Exercise instructions>
Can you transcribe every line exactly and leave the pictures behind?
============
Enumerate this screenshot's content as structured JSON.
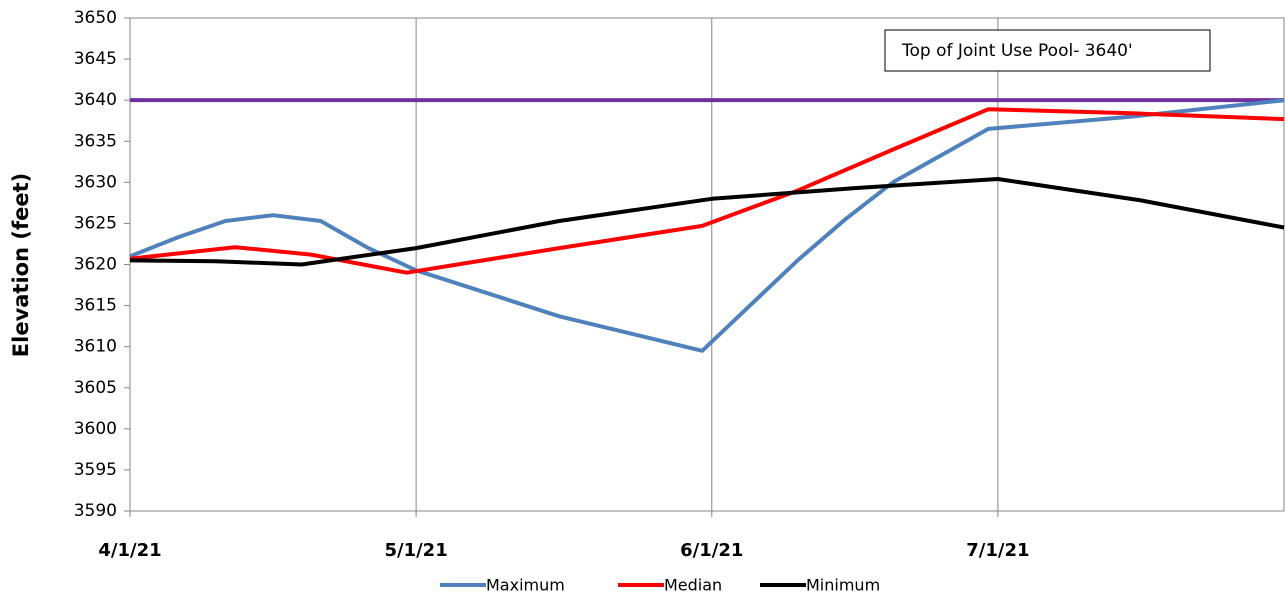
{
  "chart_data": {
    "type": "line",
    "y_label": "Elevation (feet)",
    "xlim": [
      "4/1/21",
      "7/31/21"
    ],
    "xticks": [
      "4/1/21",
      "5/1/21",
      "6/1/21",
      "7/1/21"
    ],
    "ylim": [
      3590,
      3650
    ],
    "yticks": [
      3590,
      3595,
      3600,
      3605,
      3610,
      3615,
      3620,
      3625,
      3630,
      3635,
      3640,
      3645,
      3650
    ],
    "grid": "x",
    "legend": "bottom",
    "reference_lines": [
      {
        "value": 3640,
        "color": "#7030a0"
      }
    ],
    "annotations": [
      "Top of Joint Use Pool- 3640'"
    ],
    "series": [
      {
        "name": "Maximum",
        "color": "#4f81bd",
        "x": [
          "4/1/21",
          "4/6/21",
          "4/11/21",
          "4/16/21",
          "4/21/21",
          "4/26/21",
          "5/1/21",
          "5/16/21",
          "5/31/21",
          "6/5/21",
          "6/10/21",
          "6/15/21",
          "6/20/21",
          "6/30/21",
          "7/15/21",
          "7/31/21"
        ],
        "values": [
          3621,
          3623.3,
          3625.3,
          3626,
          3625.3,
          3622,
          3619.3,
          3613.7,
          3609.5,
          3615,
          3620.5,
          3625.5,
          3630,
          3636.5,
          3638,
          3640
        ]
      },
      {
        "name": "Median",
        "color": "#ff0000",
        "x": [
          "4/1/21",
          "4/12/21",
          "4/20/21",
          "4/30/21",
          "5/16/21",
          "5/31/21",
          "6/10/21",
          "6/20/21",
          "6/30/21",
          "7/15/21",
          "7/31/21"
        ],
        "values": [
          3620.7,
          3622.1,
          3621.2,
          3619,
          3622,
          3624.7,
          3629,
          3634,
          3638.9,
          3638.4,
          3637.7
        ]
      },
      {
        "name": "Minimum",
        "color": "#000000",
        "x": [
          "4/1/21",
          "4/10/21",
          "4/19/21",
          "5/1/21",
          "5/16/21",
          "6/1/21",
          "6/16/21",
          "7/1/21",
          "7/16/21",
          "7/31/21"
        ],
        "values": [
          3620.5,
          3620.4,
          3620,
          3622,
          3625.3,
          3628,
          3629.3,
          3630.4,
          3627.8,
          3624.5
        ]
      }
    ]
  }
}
============
Solution for this task>
Enumerate this screenshot's content as structured JSON.
{
  "chart_data": {
    "type": "line",
    "y_label": "Elevation (feet)",
    "xlim": [
      "4/1/21",
      "7/31/21"
    ],
    "xticks": [
      "4/1/21",
      "5/1/21",
      "6/1/21",
      "7/1/21"
    ],
    "ylim": [
      3590,
      3650
    ],
    "yticks": [
      3590,
      3595,
      3600,
      3605,
      3610,
      3615,
      3620,
      3625,
      3630,
      3635,
      3640,
      3645,
      3650
    ],
    "grid": "x",
    "legend": "bottom",
    "reference_lines": [
      {
        "value": 3640,
        "color": "#7030a0"
      }
    ],
    "annotations": [
      "Top of Joint Use Pool- 3640'"
    ],
    "series": [
      {
        "name": "Maximum",
        "color": "#4f81bd",
        "x": [
          "4/1/21",
          "4/6/21",
          "4/11/21",
          "4/16/21",
          "4/21/21",
          "4/26/21",
          "5/1/21",
          "5/16/21",
          "5/31/21",
          "6/5/21",
          "6/10/21",
          "6/15/21",
          "6/20/21",
          "6/30/21",
          "7/15/21",
          "7/31/21"
        ],
        "values": [
          3621,
          3623.3,
          3625.3,
          3626,
          3625.3,
          3622,
          3619.3,
          3613.7,
          3609.5,
          3615,
          3620.5,
          3625.5,
          3630,
          3636.5,
          3638,
          3640
        ]
      },
      {
        "name": "Median",
        "color": "#ff0000",
        "x": [
          "4/1/21",
          "4/12/21",
          "4/20/21",
          "4/30/21",
          "5/16/21",
          "5/31/21",
          "6/10/21",
          "6/20/21",
          "6/30/21",
          "7/15/21",
          "7/31/21"
        ],
        "values": [
          3620.7,
          3622.1,
          3621.2,
          3619,
          3622,
          3624.7,
          3629,
          3634,
          3638.9,
          3638.4,
          3637.7
        ]
      },
      {
        "name": "Minimum",
        "color": "#000000",
        "x": [
          "4/1/21",
          "4/10/21",
          "4/19/21",
          "5/1/21",
          "5/16/21",
          "6/1/21",
          "6/16/21",
          "7/1/21",
          "7/16/21",
          "7/31/21"
        ],
        "values": [
          3620.5,
          3620.4,
          3620,
          3622,
          3625.3,
          3628,
          3629.3,
          3630.4,
          3627.8,
          3624.5
        ]
      }
    ]
  }
}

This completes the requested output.